▸ **Objective**: Scan the data beneath this task and copy each line that includes "Symanski".

[Some records]

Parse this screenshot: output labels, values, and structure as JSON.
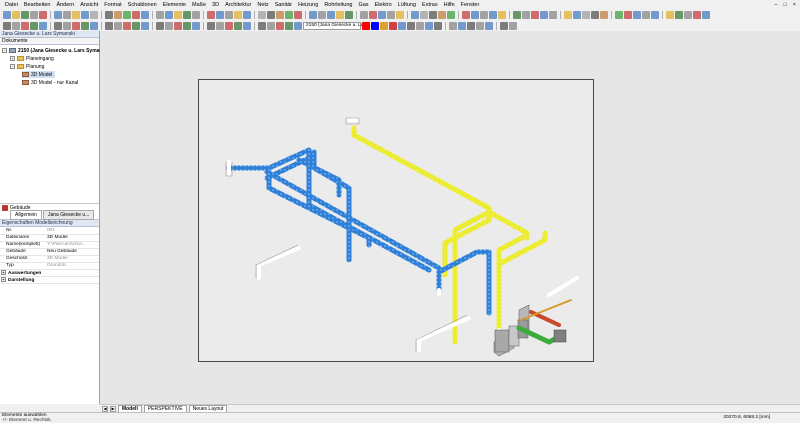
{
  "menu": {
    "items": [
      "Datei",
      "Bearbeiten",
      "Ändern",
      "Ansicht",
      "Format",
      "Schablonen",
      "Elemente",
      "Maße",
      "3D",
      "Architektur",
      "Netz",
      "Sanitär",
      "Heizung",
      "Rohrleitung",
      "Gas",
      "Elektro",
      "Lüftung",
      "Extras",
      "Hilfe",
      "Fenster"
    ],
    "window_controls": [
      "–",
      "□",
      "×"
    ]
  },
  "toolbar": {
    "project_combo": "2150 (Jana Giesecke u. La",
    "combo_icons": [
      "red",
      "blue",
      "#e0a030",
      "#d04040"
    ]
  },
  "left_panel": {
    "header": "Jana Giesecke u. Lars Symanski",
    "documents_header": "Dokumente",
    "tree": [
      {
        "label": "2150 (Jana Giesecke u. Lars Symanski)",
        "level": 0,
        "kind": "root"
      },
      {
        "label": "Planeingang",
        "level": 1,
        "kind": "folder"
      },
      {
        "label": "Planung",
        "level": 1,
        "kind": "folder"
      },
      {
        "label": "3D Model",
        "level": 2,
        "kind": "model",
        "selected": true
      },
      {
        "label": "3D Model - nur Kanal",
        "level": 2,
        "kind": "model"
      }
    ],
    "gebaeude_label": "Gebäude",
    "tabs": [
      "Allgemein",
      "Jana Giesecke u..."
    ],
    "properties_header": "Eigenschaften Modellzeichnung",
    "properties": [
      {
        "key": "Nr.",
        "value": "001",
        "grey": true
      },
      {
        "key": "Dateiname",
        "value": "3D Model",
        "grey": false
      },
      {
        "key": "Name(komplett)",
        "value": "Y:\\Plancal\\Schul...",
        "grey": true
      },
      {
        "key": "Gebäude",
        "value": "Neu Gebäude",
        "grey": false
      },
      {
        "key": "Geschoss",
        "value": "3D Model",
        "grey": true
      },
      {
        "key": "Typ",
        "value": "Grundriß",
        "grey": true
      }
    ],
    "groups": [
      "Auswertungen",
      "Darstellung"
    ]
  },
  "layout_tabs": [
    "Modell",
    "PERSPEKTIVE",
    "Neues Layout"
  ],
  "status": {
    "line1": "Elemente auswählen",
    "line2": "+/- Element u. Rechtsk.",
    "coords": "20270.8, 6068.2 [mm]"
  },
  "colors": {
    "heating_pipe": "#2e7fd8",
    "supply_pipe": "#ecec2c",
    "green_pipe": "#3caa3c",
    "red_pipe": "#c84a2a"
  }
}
---
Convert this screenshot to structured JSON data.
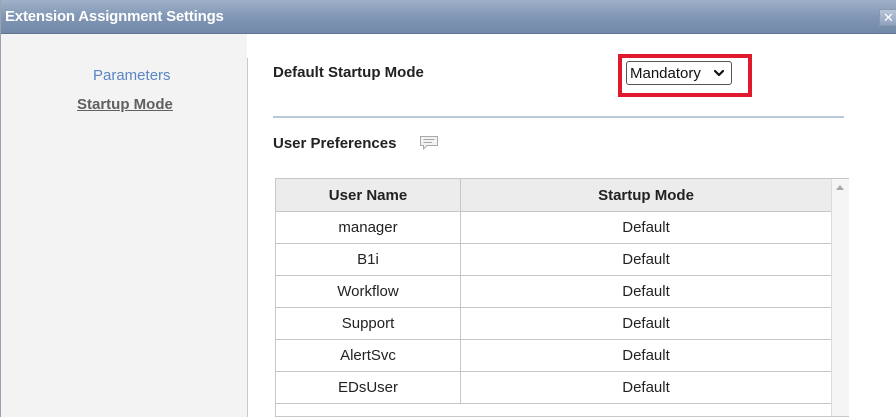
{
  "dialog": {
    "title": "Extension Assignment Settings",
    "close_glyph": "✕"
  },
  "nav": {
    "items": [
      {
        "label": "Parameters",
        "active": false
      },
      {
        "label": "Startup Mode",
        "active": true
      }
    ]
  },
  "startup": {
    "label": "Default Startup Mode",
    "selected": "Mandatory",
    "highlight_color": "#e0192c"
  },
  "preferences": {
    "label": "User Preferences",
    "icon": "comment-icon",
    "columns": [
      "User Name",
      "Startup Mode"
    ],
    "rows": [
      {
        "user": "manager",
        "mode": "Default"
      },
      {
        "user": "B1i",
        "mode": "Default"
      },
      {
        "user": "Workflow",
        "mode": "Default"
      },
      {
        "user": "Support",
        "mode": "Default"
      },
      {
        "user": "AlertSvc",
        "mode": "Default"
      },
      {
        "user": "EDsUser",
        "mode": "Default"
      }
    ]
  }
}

▸ **Final result**:
    "header": "Jana Giesecke u. Lars Symanski",
        "label": "2150 (Jana Giesecke u. Lars Symanski)",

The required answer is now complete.